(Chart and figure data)
· · · · · · ·
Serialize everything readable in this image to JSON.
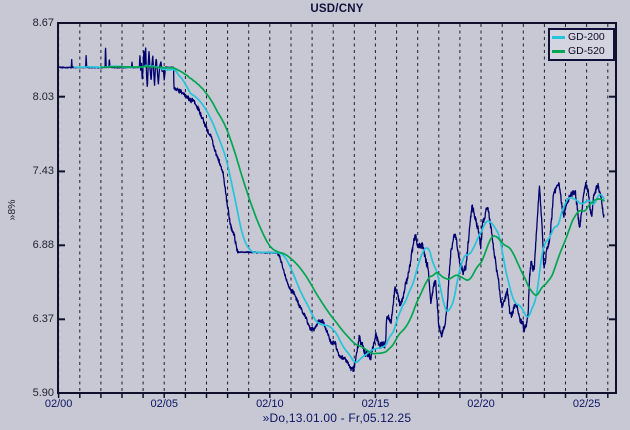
{
  "window": {
    "background": "#c8c8d4"
  },
  "chart_data": {
    "type": "line",
    "title": "USD/CNY",
    "footer": "»Do,13.01.00 - Fr,05.12.25",
    "y_axis_label": "»8%",
    "y_scale": "log-8-percent-steps",
    "grid": "vertical-dashed-yearly",
    "y_range": [
      5.9,
      8.67
    ],
    "x_range": [
      2000.07,
      2026.49
    ],
    "y_ticks": [
      {
        "label": "8.67",
        "value": 8.67
      },
      {
        "label": "8.03",
        "value": 8.03
      },
      {
        "label": "7.43",
        "value": 7.43
      },
      {
        "label": "6.88",
        "value": 6.88
      },
      {
        "label": "6.37",
        "value": 6.37
      },
      {
        "label": "5.90",
        "value": 5.9
      }
    ],
    "x_ticks": [
      {
        "label": "02/00",
        "year": 2000.1
      },
      {
        "label": "02/05",
        "year": 2005.1
      },
      {
        "label": "02/10",
        "year": 2010.1
      },
      {
        "label": "02/15",
        "year": 2015.1
      },
      {
        "label": "02/20",
        "year": 2020.1
      },
      {
        "label": "02/25",
        "year": 2025.1
      }
    ],
    "legend": {
      "position": "top-right",
      "items": [
        {
          "label": "GD-200",
          "color": "#24c4da"
        },
        {
          "label": "GD-520",
          "color": "#00a651"
        }
      ]
    },
    "series": [
      {
        "name": "USD/CNY",
        "color": "#000070",
        "points": [
          [
            2000.07,
            8.278
          ],
          [
            2000.7,
            8.278
          ],
          [
            2000.72,
            8.35
          ],
          [
            2000.74,
            8.278
          ],
          [
            2001.38,
            8.278
          ],
          [
            2001.4,
            8.39
          ],
          [
            2001.43,
            8.278
          ],
          [
            2002.3,
            8.278
          ],
          [
            2002.32,
            8.49
          ],
          [
            2002.35,
            8.278
          ],
          [
            2002.48,
            8.278
          ],
          [
            2002.5,
            8.36
          ],
          [
            2002.53,
            8.278
          ],
          [
            2003.55,
            8.278
          ],
          [
            2003.57,
            8.33
          ],
          [
            2003.6,
            8.278
          ],
          [
            2003.92,
            8.278
          ],
          [
            2003.95,
            8.4
          ],
          [
            2003.98,
            8.25
          ],
          [
            2004.02,
            8.32
          ],
          [
            2004.06,
            8.16
          ],
          [
            2004.1,
            8.3
          ],
          [
            2004.14,
            8.43
          ],
          [
            2004.18,
            8.28
          ],
          [
            2004.22,
            8.46
          ],
          [
            2004.26,
            8.22
          ],
          [
            2004.3,
            8.1
          ],
          [
            2004.34,
            8.3
          ],
          [
            2004.38,
            8.42
          ],
          [
            2004.43,
            8.26
          ],
          [
            2004.48,
            8.16
          ],
          [
            2004.52,
            8.3
          ],
          [
            2004.56,
            8.38
          ],
          [
            2004.6,
            8.24
          ],
          [
            2004.64,
            8.12
          ],
          [
            2004.68,
            8.28
          ],
          [
            2004.72,
            8.36
          ],
          [
            2004.77,
            8.26
          ],
          [
            2004.82,
            8.13
          ],
          [
            2004.88,
            8.28
          ],
          [
            2004.94,
            8.33
          ],
          [
            2005.0,
            8.24
          ],
          [
            2005.05,
            8.28
          ],
          [
            2005.1,
            8.17
          ],
          [
            2005.16,
            8.28
          ],
          [
            2005.3,
            8.278
          ],
          [
            2005.54,
            8.278
          ],
          [
            2005.56,
            8.105
          ],
          [
            2005.7,
            8.095
          ],
          [
            2005.9,
            8.075
          ],
          [
            2006.1,
            8.04
          ],
          [
            2006.3,
            8.01
          ],
          [
            2006.5,
            7.99
          ],
          [
            2006.7,
            7.93
          ],
          [
            2006.9,
            7.86
          ],
          [
            2007.1,
            7.77
          ],
          [
            2007.3,
            7.71
          ],
          [
            2007.5,
            7.6
          ],
          [
            2007.7,
            7.51
          ],
          [
            2007.9,
            7.41
          ],
          [
            2008.0,
            7.28
          ],
          [
            2008.1,
            7.16
          ],
          [
            2008.2,
            7.06
          ],
          [
            2008.3,
            6.99
          ],
          [
            2008.42,
            6.95
          ],
          [
            2008.52,
            6.86
          ],
          [
            2008.58,
            6.832
          ],
          [
            2010.45,
            6.826
          ],
          [
            2010.6,
            6.79
          ],
          [
            2010.8,
            6.68
          ],
          [
            2011.0,
            6.59
          ],
          [
            2011.25,
            6.54
          ],
          [
            2011.5,
            6.46
          ],
          [
            2011.75,
            6.4
          ],
          [
            2012.0,
            6.31
          ],
          [
            2012.2,
            6.3
          ],
          [
            2012.4,
            6.36
          ],
          [
            2012.6,
            6.36
          ],
          [
            2012.8,
            6.29
          ],
          [
            2013.0,
            6.22
          ],
          [
            2013.2,
            6.21
          ],
          [
            2013.4,
            6.13
          ],
          [
            2013.6,
            6.12
          ],
          [
            2013.8,
            6.09
          ],
          [
            2013.95,
            6.05
          ],
          [
            2014.05,
            6.04
          ],
          [
            2014.12,
            6.07
          ],
          [
            2014.22,
            6.16
          ],
          [
            2014.33,
            6.25
          ],
          [
            2014.45,
            6.22
          ],
          [
            2014.6,
            6.15
          ],
          [
            2014.75,
            6.14
          ],
          [
            2014.9,
            6.12
          ],
          [
            2015.0,
            6.2
          ],
          [
            2015.12,
            6.27
          ],
          [
            2015.25,
            6.21
          ],
          [
            2015.4,
            6.2
          ],
          [
            2015.58,
            6.21
          ],
          [
            2015.61,
            6.33
          ],
          [
            2015.64,
            6.4
          ],
          [
            2015.75,
            6.37
          ],
          [
            2015.85,
            6.35
          ],
          [
            2015.95,
            6.49
          ],
          [
            2016.03,
            6.59
          ],
          [
            2016.15,
            6.55
          ],
          [
            2016.28,
            6.46
          ],
          [
            2016.4,
            6.5
          ],
          [
            2016.55,
            6.62
          ],
          [
            2016.65,
            6.67
          ],
          [
            2016.78,
            6.78
          ],
          [
            2016.88,
            6.89
          ],
          [
            2016.98,
            6.95
          ],
          [
            2017.08,
            6.88
          ],
          [
            2017.2,
            6.87
          ],
          [
            2017.33,
            6.89
          ],
          [
            2017.45,
            6.8
          ],
          [
            2017.58,
            6.73
          ],
          [
            2017.68,
            6.56
          ],
          [
            2017.73,
            6.47
          ],
          [
            2017.85,
            6.6
          ],
          [
            2017.95,
            6.62
          ],
          [
            2018.02,
            6.49
          ],
          [
            2018.1,
            6.33
          ],
          [
            2018.22,
            6.27
          ],
          [
            2018.32,
            6.31
          ],
          [
            2018.42,
            6.36
          ],
          [
            2018.5,
            6.46
          ],
          [
            2018.58,
            6.66
          ],
          [
            2018.68,
            6.84
          ],
          [
            2018.8,
            6.93
          ],
          [
            2018.88,
            6.97
          ],
          [
            2018.97,
            6.88
          ],
          [
            2019.08,
            6.77
          ],
          [
            2019.18,
            6.71
          ],
          [
            2019.28,
            6.69
          ],
          [
            2019.38,
            6.72
          ],
          [
            2019.48,
            6.88
          ],
          [
            2019.58,
            7.05
          ],
          [
            2019.68,
            7.17
          ],
          [
            2019.75,
            7.12
          ],
          [
            2019.85,
            7.07
          ],
          [
            2019.95,
            7.01
          ],
          [
            2020.03,
            6.93
          ],
          [
            2020.08,
            6.86
          ],
          [
            2020.15,
            7.01
          ],
          [
            2020.25,
            7.09
          ],
          [
            2020.35,
            7.14
          ],
          [
            2020.42,
            7.16
          ],
          [
            2020.5,
            7.07
          ],
          [
            2020.6,
            6.98
          ],
          [
            2020.7,
            6.85
          ],
          [
            2020.8,
            6.74
          ],
          [
            2020.9,
            6.66
          ],
          [
            2021.0,
            6.52
          ],
          [
            2021.1,
            6.46
          ],
          [
            2021.22,
            6.5
          ],
          [
            2021.35,
            6.56
          ],
          [
            2021.45,
            6.43
          ],
          [
            2021.55,
            6.4
          ],
          [
            2021.65,
            6.45
          ],
          [
            2021.75,
            6.48
          ],
          [
            2021.85,
            6.43
          ],
          [
            2021.95,
            6.36
          ],
          [
            2022.05,
            6.35
          ],
          [
            2022.15,
            6.31
          ],
          [
            2022.25,
            6.34
          ],
          [
            2022.33,
            6.4
          ],
          [
            2022.4,
            6.66
          ],
          [
            2022.48,
            6.76
          ],
          [
            2022.55,
            6.7
          ],
          [
            2022.62,
            6.72
          ],
          [
            2022.7,
            6.93
          ],
          [
            2022.76,
            7.05
          ],
          [
            2022.82,
            7.2
          ],
          [
            2022.87,
            7.32
          ],
          [
            2022.92,
            7.18
          ],
          [
            2022.97,
            7.08
          ],
          [
            2023.02,
            6.93
          ],
          [
            2023.07,
            6.72
          ],
          [
            2023.15,
            6.78
          ],
          [
            2023.22,
            6.87
          ],
          [
            2023.3,
            6.89
          ],
          [
            2023.38,
            6.95
          ],
          [
            2023.45,
            7.09
          ],
          [
            2023.52,
            7.24
          ],
          [
            2023.6,
            7.28
          ],
          [
            2023.68,
            7.31
          ],
          [
            2023.75,
            7.34
          ],
          [
            2023.82,
            7.31
          ],
          [
            2023.9,
            7.22
          ],
          [
            2023.97,
            7.14
          ],
          [
            2024.03,
            7.1
          ],
          [
            2024.1,
            7.16
          ],
          [
            2024.18,
            7.2
          ],
          [
            2024.28,
            7.24
          ],
          [
            2024.38,
            7.24
          ],
          [
            2024.48,
            7.26
          ],
          [
            2024.56,
            7.28
          ],
          [
            2024.64,
            7.18
          ],
          [
            2024.72,
            7.06
          ],
          [
            2024.78,
            7.01
          ],
          [
            2024.85,
            7.1
          ],
          [
            2024.93,
            7.2
          ],
          [
            2025.0,
            7.3
          ],
          [
            2025.07,
            7.33
          ],
          [
            2025.13,
            7.3
          ],
          [
            2025.2,
            7.25
          ],
          [
            2025.28,
            7.12
          ],
          [
            2025.35,
            7.1
          ],
          [
            2025.42,
            7.22
          ],
          [
            2025.5,
            7.28
          ],
          [
            2025.57,
            7.31
          ],
          [
            2025.63,
            7.33
          ],
          [
            2025.7,
            7.28
          ],
          [
            2025.78,
            7.22
          ],
          [
            2025.85,
            7.15
          ],
          [
            2025.92,
            7.1
          ]
        ],
        "volatility": [
          [
            2000.07,
            0.0006
          ],
          [
            2005.56,
            0.003
          ],
          [
            2008.6,
            0.0007
          ],
          [
            2010.48,
            0.0026
          ],
          [
            2014.02,
            0.0045
          ]
        ]
      },
      {
        "name": "GD-200",
        "type": "moving_average",
        "window_days": 200,
        "color": "#24c4da"
      },
      {
        "name": "GD-520",
        "type": "moving_average",
        "window_days": 520,
        "color": "#00a651"
      }
    ]
  }
}
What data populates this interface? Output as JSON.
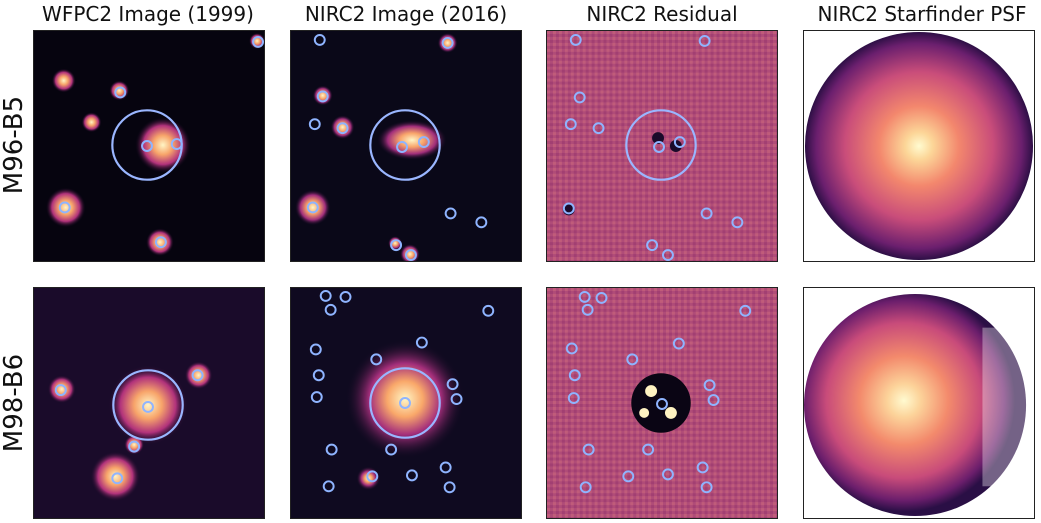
{
  "columns": {
    "c1": "WFPC2 Image (1999)",
    "c2": "NIRC2 Image (2016)",
    "c3": "NIRC2 Residual",
    "c4": "NIRC2 Starfinder PSF"
  },
  "rows": {
    "r1": "M96-B5",
    "r2": "M98-B6"
  },
  "colors": {
    "dark_bg": "#050312",
    "residual_bg": "#b24e79",
    "marker": "#8fb4ff",
    "hot": "#fff6c0"
  }
}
· · · · · · ·
● **PROBLEM**: Quote verbatim the final run of lines in the material above, from the line that contains "What data populates" through the very last line, excluding any pictures.

● **EXPECTED OUTPUT**:
What data populates this interface? Output as JSON.
{
  "columns": {
    "c1": "WFPC2 Image (1999)",
    "c2": "NIRC2 Image (2016)",
    "c3": "NIRC2 Residual",
    "c4": "NIRC2 Starfinder PSF"
  },
  "rows": {
    "r1": "M96-B5",
    "r2": "M98-B6"
  },
  "colors": {
    "dark_bg": "#050312",
    "residual_bg": "#b24e79",
    "marker": "#8fb4ff",
    "hot": "#fff6c0"
  }
}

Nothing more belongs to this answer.